STATED GOAL: Write each record again exactly as it stands.
+ + + +
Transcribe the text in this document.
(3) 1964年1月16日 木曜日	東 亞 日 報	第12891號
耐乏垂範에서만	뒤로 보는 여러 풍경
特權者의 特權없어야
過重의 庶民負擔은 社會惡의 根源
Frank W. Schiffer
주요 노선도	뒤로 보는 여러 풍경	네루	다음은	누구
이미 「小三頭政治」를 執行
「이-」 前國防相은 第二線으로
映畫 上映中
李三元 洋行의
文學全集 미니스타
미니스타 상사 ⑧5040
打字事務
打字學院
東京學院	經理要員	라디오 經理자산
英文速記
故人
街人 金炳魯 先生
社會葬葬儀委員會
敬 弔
+ + + +
WRITTEN ANSWER:
Transcribe the text in this document.
(3) 1964年1月16日 木曜日	東 亞 日 報	第12891號
耐乏垂範에서만	뒤로 보는 여러 풍경
特權者의 特權없어야
過重의 庶民負擔은 社會惡의 根源
Frank W. Schiffer
주요 노선도	뒤로 보는 여러 풍경	네루	다음은	누구
이미 「小三頭政治」를 執行
「이-」 前國防相은 第二線으로
映畫 上映中
李三元 洋行의
文學全集 미니스타
미니스타 상사 ⑧5040
打字事務
打字學院
東京學院	經理要員	라디오 經理자산
英文速記
故人
街人 金炳魯 先生
社會葬葬儀委員會
敬 弔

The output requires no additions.